§ DIRECTION: Print the entries in full, word for word, but not the pictures.

# DATA SHOWN start

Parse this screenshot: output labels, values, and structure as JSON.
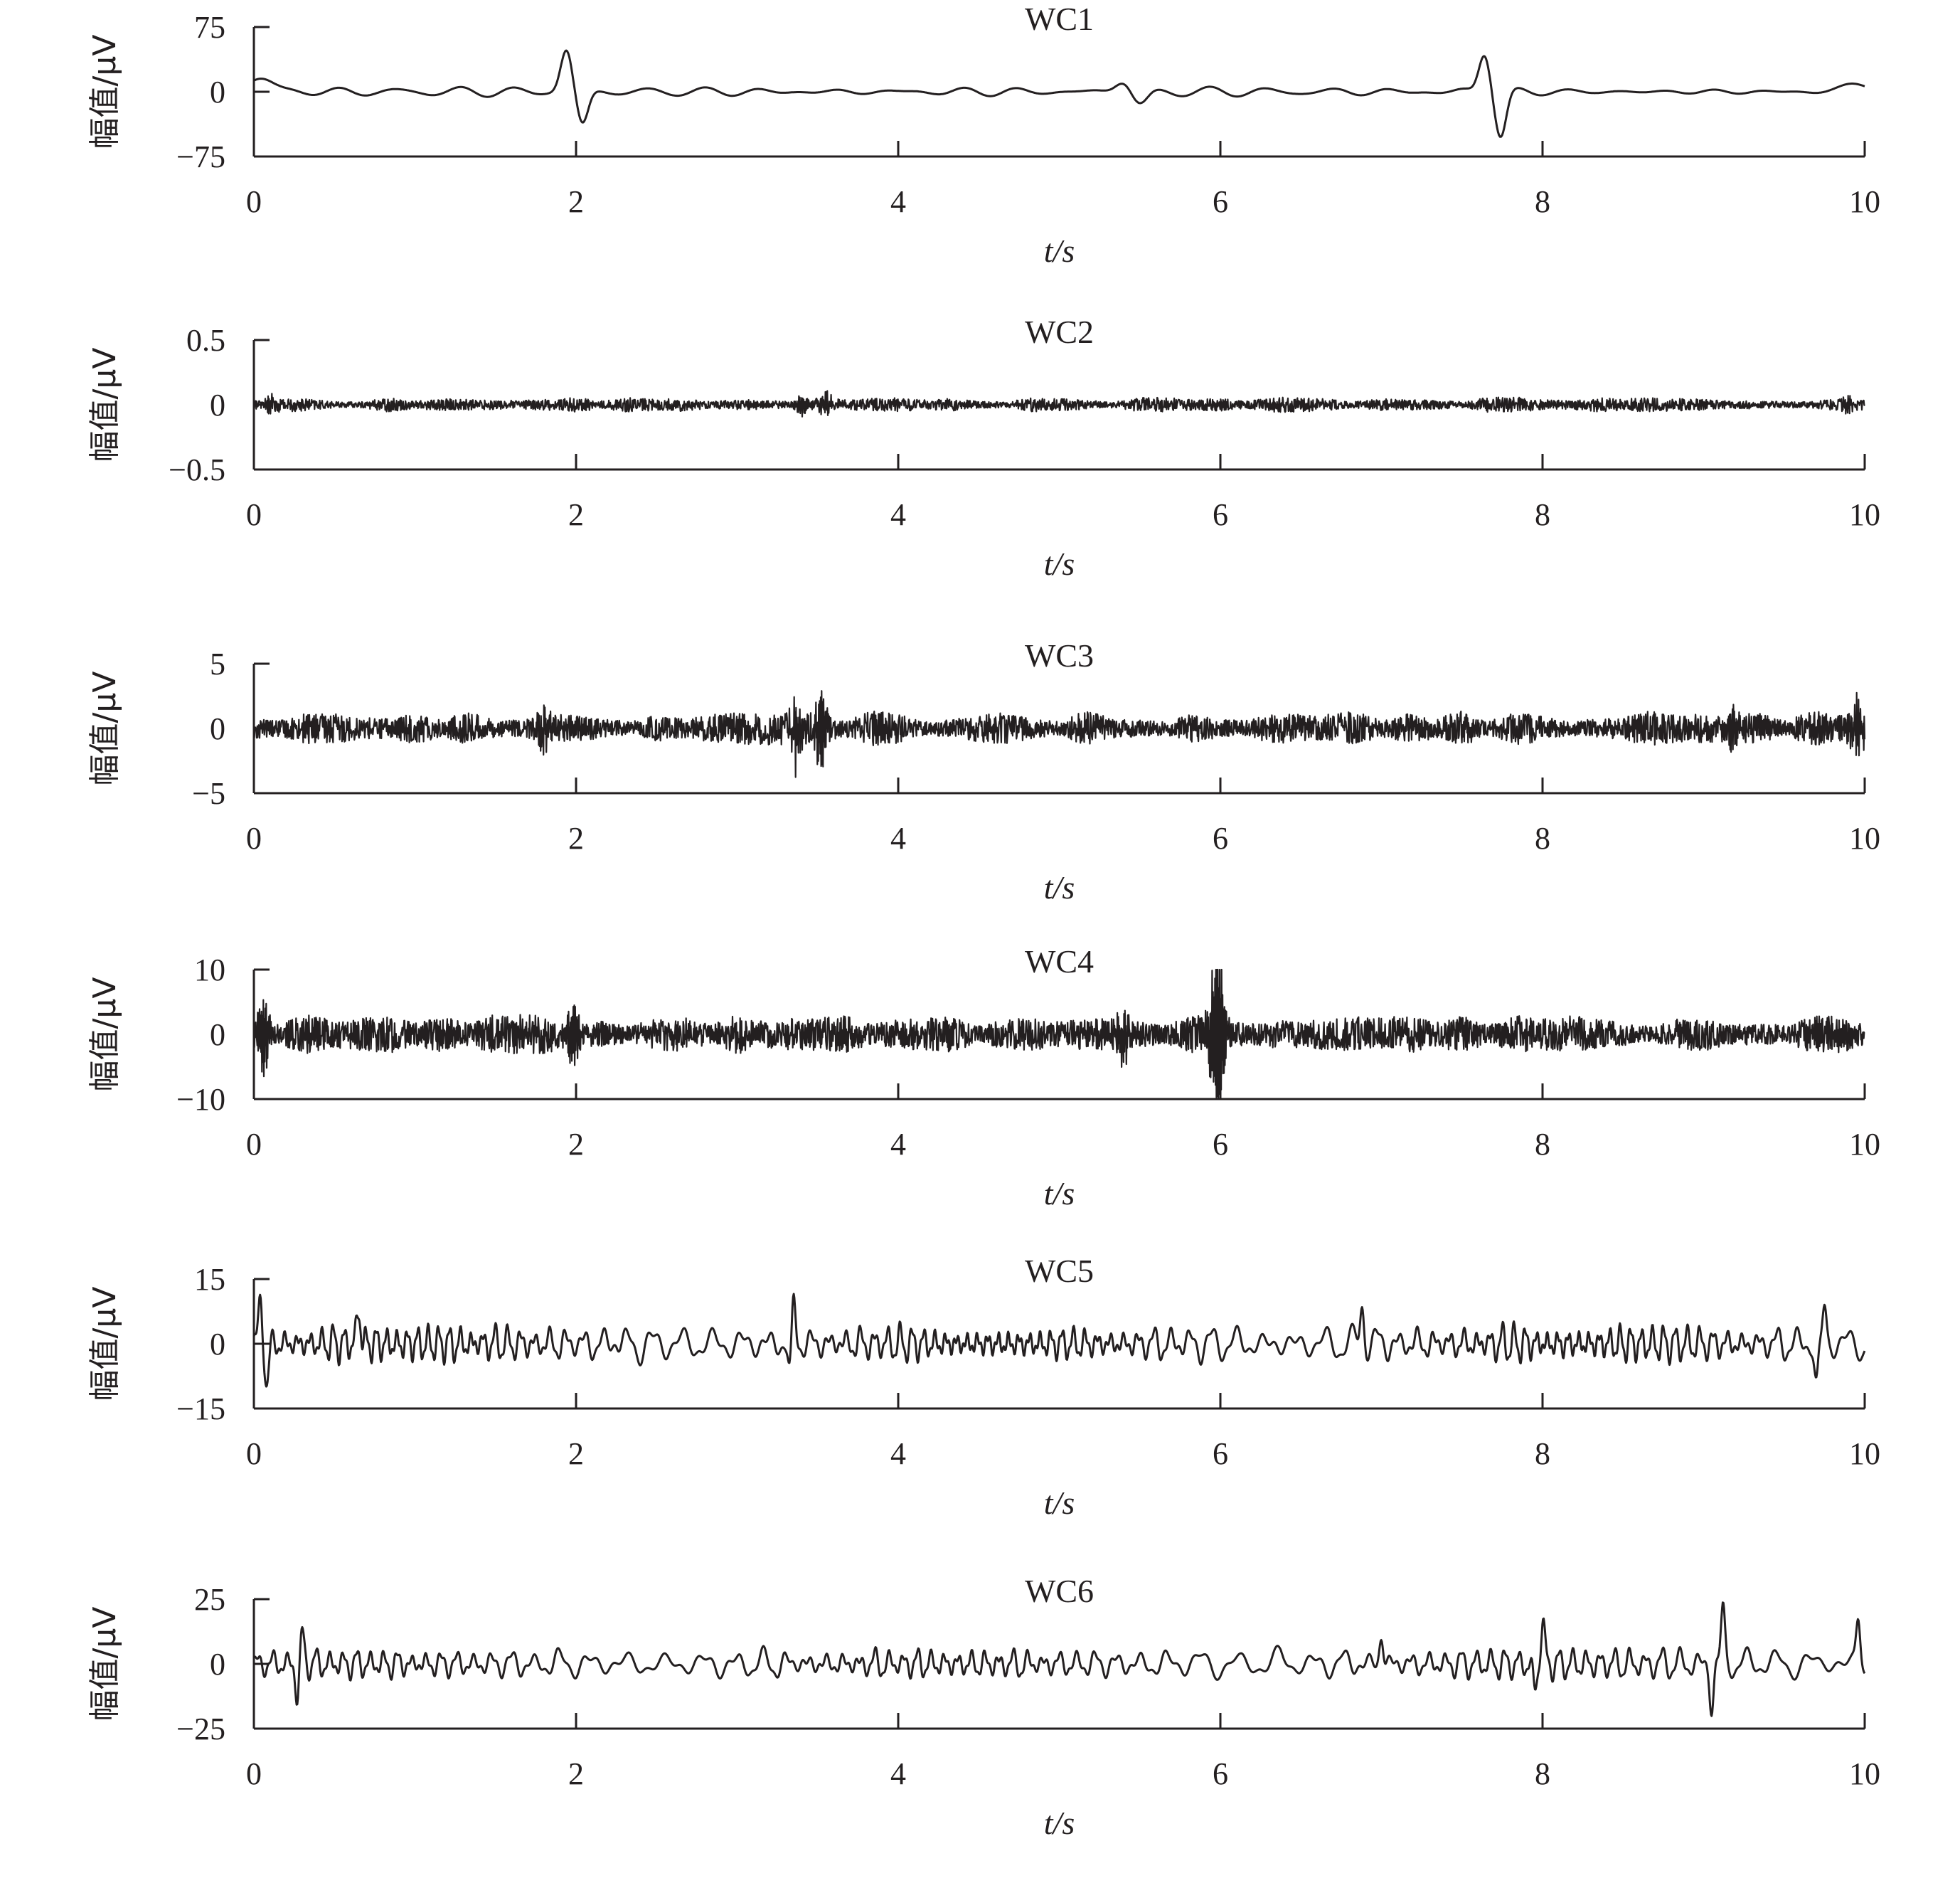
{
  "chart_data": [
    {
      "type": "line",
      "title": "WC1",
      "xlabel": "t/s",
      "ylabel": "幅值/μV",
      "xlim": [
        0,
        10
      ],
      "ylim": [
        -75,
        75
      ],
      "xticks": [
        "0",
        "2",
        "4",
        "6",
        "8",
        "10"
      ],
      "yticks": [
        "75",
        "0",
        "−75"
      ],
      "series": [
        {
          "kind": "smooth",
          "base_amplitude": 4,
          "cycles_per_second": 3.2,
          "events": [
            {
              "t": 0.05,
              "value": 15,
              "width": 0.08
            },
            {
              "t": 1.94,
              "value": 48,
              "width": 0.035
            },
            {
              "t": 2.04,
              "value": -38,
              "width": 0.035
            },
            {
              "t": 5.4,
              "value": 14,
              "width": 0.05
            },
            {
              "t": 5.5,
              "value": -16,
              "width": 0.05
            },
            {
              "t": 7.64,
              "value": 46,
              "width": 0.035
            },
            {
              "t": 7.74,
              "value": -52,
              "width": 0.035
            },
            {
              "t": 9.95,
              "value": 10,
              "width": 0.08
            }
          ]
        }
      ]
    },
    {
      "type": "line",
      "title": "WC2",
      "xlabel": "t/s",
      "ylabel": "幅值/μV",
      "xlim": [
        0,
        10
      ],
      "ylim": [
        -0.5,
        0.5
      ],
      "xticks": [
        "0",
        "2",
        "4",
        "6",
        "8",
        "10"
      ],
      "yticks": [
        "0.5",
        "0",
        "−0.5"
      ],
      "series": [
        {
          "kind": "dense",
          "base_amplitude": 0.06,
          "peaks": [
            {
              "t": 3.4,
              "value": 0.1
            },
            {
              "t": 3.55,
              "value": 0.12
            },
            {
              "t": 0.1,
              "value": 0.09
            },
            {
              "t": 9.9,
              "value": 0.09
            }
          ]
        }
      ]
    },
    {
      "type": "line",
      "title": "WC3",
      "xlabel": "t/s",
      "ylabel": "幅值/μV",
      "xlim": [
        0,
        10
      ],
      "ylim": [
        -5,
        5
      ],
      "xticks": [
        "0",
        "2",
        "4",
        "6",
        "8",
        "10"
      ],
      "yticks": [
        "5",
        "0",
        "−5"
      ],
      "series": [
        {
          "kind": "dense",
          "base_amplitude": 1.4,
          "peaks": [
            {
              "t": 1.8,
              "value": 2.2
            },
            {
              "t": 3.36,
              "value": 3.6
            },
            {
              "t": 3.52,
              "value": 3.8
            },
            {
              "t": 9.2,
              "value": 2.7
            },
            {
              "t": 9.96,
              "value": 3.0
            }
          ]
        }
      ]
    },
    {
      "type": "line",
      "title": "WC4",
      "xlabel": "t/s",
      "ylabel": "幅值/μV",
      "xlim": [
        0,
        10
      ],
      "ylim": [
        -10,
        10
      ],
      "xticks": [
        "0",
        "2",
        "4",
        "6",
        "8",
        "10"
      ],
      "yticks": [
        "10",
        "0",
        "−10"
      ],
      "series": [
        {
          "kind": "dense",
          "base_amplitude": 3.2,
          "peaks": [
            {
              "t": 0.06,
              "value": -7.5
            },
            {
              "t": 1.98,
              "value": -7.5
            },
            {
              "t": 5.4,
              "value": 6.5
            },
            {
              "t": 5.95,
              "value": -6.5
            },
            {
              "t": 5.98,
              "value": 7.5
            },
            {
              "t": 6.0,
              "value": -9.5
            }
          ]
        }
      ]
    },
    {
      "type": "line",
      "title": "WC5",
      "xlabel": "t/s",
      "ylabel": "幅值/μV",
      "xlim": [
        0,
        10
      ],
      "ylim": [
        -15,
        15
      ],
      "xticks": [
        "0",
        "2",
        "4",
        "6",
        "8",
        "10"
      ],
      "yticks": [
        "15",
        "0",
        "−15"
      ],
      "series": [
        {
          "kind": "oscillation",
          "base_amplitude": 4.5,
          "cycles_per_second": 13,
          "peaks": [
            {
              "t": 0.04,
              "value": 11
            },
            {
              "t": 0.08,
              "value": -11
            },
            {
              "t": 0.65,
              "value": 9
            },
            {
              "t": 3.35,
              "value": 12.5
            },
            {
              "t": 3.33,
              "value": -10
            },
            {
              "t": 6.88,
              "value": 11
            },
            {
              "t": 9.7,
              "value": -11
            },
            {
              "t": 9.75,
              "value": 10
            }
          ]
        }
      ]
    },
    {
      "type": "line",
      "title": "WC6",
      "xlabel": "t/s",
      "ylabel": "幅值/μV",
      "xlim": [
        0,
        10
      ],
      "ylim": [
        -25,
        25
      ],
      "xticks": [
        "0",
        "2",
        "4",
        "6",
        "8",
        "10"
      ],
      "yticks": [
        "25",
        "0",
        "−25"
      ],
      "series": [
        {
          "kind": "oscillation",
          "base_amplitude": 6,
          "cycles_per_second": 10,
          "peaks": [
            {
              "t": 0.3,
              "value": 14
            },
            {
              "t": 0.27,
              "value": -15
            },
            {
              "t": 7.0,
              "value": 13
            },
            {
              "t": 8.0,
              "value": 17
            },
            {
              "t": 7.95,
              "value": -12
            },
            {
              "t": 9.12,
              "value": 22
            },
            {
              "t": 9.05,
              "value": -18
            },
            {
              "t": 9.96,
              "value": 17
            }
          ]
        }
      ]
    }
  ]
}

# DATA SHOWN end

§ TASK ANSWER:
Parse this screenshot: output labels, values, and structure as JSON.
{
  "chart_data": [
    {
      "type": "line",
      "title": "WC1",
      "xlabel": "t/s",
      "ylabel": "幅值/μV",
      "xlim": [
        0,
        10
      ],
      "ylim": [
        -75,
        75
      ],
      "xticks": [
        "0",
        "2",
        "4",
        "6",
        "8",
        "10"
      ],
      "yticks": [
        "75",
        "0",
        "−75"
      ],
      "series": [
        {
          "kind": "smooth",
          "base_amplitude": 4,
          "cycles_per_second": 3.2,
          "events": [
            {
              "t": 0.05,
              "value": 15,
              "width": 0.08
            },
            {
              "t": 1.94,
              "value": 48,
              "width": 0.035
            },
            {
              "t": 2.04,
              "value": -38,
              "width": 0.035
            },
            {
              "t": 5.4,
              "value": 14,
              "width": 0.05
            },
            {
              "t": 5.5,
              "value": -16,
              "width": 0.05
            },
            {
              "t": 7.64,
              "value": 46,
              "width": 0.035
            },
            {
              "t": 7.74,
              "value": -52,
              "width": 0.035
            },
            {
              "t": 9.95,
              "value": 10,
              "width": 0.08
            }
          ]
        }
      ]
    },
    {
      "type": "line",
      "title": "WC2",
      "xlabel": "t/s",
      "ylabel": "幅值/μV",
      "xlim": [
        0,
        10
      ],
      "ylim": [
        -0.5,
        0.5
      ],
      "xticks": [
        "0",
        "2",
        "4",
        "6",
        "8",
        "10"
      ],
      "yticks": [
        "0.5",
        "0",
        "−0.5"
      ],
      "series": [
        {
          "kind": "dense",
          "base_amplitude": 0.06,
          "peaks": [
            {
              "t": 3.4,
              "value": 0.1
            },
            {
              "t": 3.55,
              "value": 0.12
            },
            {
              "t": 0.1,
              "value": 0.09
            },
            {
              "t": 9.9,
              "value": 0.09
            }
          ]
        }
      ]
    },
    {
      "type": "line",
      "title": "WC3",
      "xlabel": "t/s",
      "ylabel": "幅值/μV",
      "xlim": [
        0,
        10
      ],
      "ylim": [
        -5,
        5
      ],
      "xticks": [
        "0",
        "2",
        "4",
        "6",
        "8",
        "10"
      ],
      "yticks": [
        "5",
        "0",
        "−5"
      ],
      "series": [
        {
          "kind": "dense",
          "base_amplitude": 1.4,
          "peaks": [
            {
              "t": 1.8,
              "value": 2.2
            },
            {
              "t": 3.36,
              "value": 3.6
            },
            {
              "t": 3.52,
              "value": 3.8
            },
            {
              "t": 9.2,
              "value": 2.7
            },
            {
              "t": 9.96,
              "value": 3.0
            }
          ]
        }
      ]
    },
    {
      "type": "line",
      "title": "WC4",
      "xlabel": "t/s",
      "ylabel": "幅值/μV",
      "xlim": [
        0,
        10
      ],
      "ylim": [
        -10,
        10
      ],
      "xticks": [
        "0",
        "2",
        "4",
        "6",
        "8",
        "10"
      ],
      "yticks": [
        "10",
        "0",
        "−10"
      ],
      "series": [
        {
          "kind": "dense",
          "base_amplitude": 3.2,
          "peaks": [
            {
              "t": 0.06,
              "value": -7.5
            },
            {
              "t": 1.98,
              "value": -7.5
            },
            {
              "t": 5.4,
              "value": 6.5
            },
            {
              "t": 5.95,
              "value": -6.5
            },
            {
              "t": 5.98,
              "value": 7.5
            },
            {
              "t": 6.0,
              "value": -9.5
            }
          ]
        }
      ]
    },
    {
      "type": "line",
      "title": "WC5",
      "xlabel": "t/s",
      "ylabel": "幅值/μV",
      "xlim": [
        0,
        10
      ],
      "ylim": [
        -15,
        15
      ],
      "xticks": [
        "0",
        "2",
        "4",
        "6",
        "8",
        "10"
      ],
      "yticks": [
        "15",
        "0",
        "−15"
      ],
      "series": [
        {
          "kind": "oscillation",
          "base_amplitude": 4.5,
          "cycles_per_second": 13,
          "peaks": [
            {
              "t": 0.04,
              "value": 11
            },
            {
              "t": 0.08,
              "value": -11
            },
            {
              "t": 0.65,
              "value": 9
            },
            {
              "t": 3.35,
              "value": 12.5
            },
            {
              "t": 3.33,
              "value": -10
            },
            {
              "t": 6.88,
              "value": 11
            },
            {
              "t": 9.7,
              "value": -11
            },
            {
              "t": 9.75,
              "value": 10
            }
          ]
        }
      ]
    },
    {
      "type": "line",
      "title": "WC6",
      "xlabel": "t/s",
      "ylabel": "幅值/μV",
      "xlim": [
        0,
        10
      ],
      "ylim": [
        -25,
        25
      ],
      "xticks": [
        "0",
        "2",
        "4",
        "6",
        "8",
        "10"
      ],
      "yticks": [
        "25",
        "0",
        "−25"
      ],
      "series": [
        {
          "kind": "oscillation",
          "base_amplitude": 6,
          "cycles_per_second": 10,
          "peaks": [
            {
              "t": 0.3,
              "value": 14
            },
            {
              "t": 0.27,
              "value": -15
            },
            {
              "t": 7.0,
              "value": 13
            },
            {
              "t": 8.0,
              "value": 17
            },
            {
              "t": 7.95,
              "value": -12
            },
            {
              "t": 9.12,
              "value": 22
            },
            {
              "t": 9.05,
              "value": -18
            },
            {
              "t": 9.96,
              "value": 17
            }
          ]
        }
      ]
    }
  ]
}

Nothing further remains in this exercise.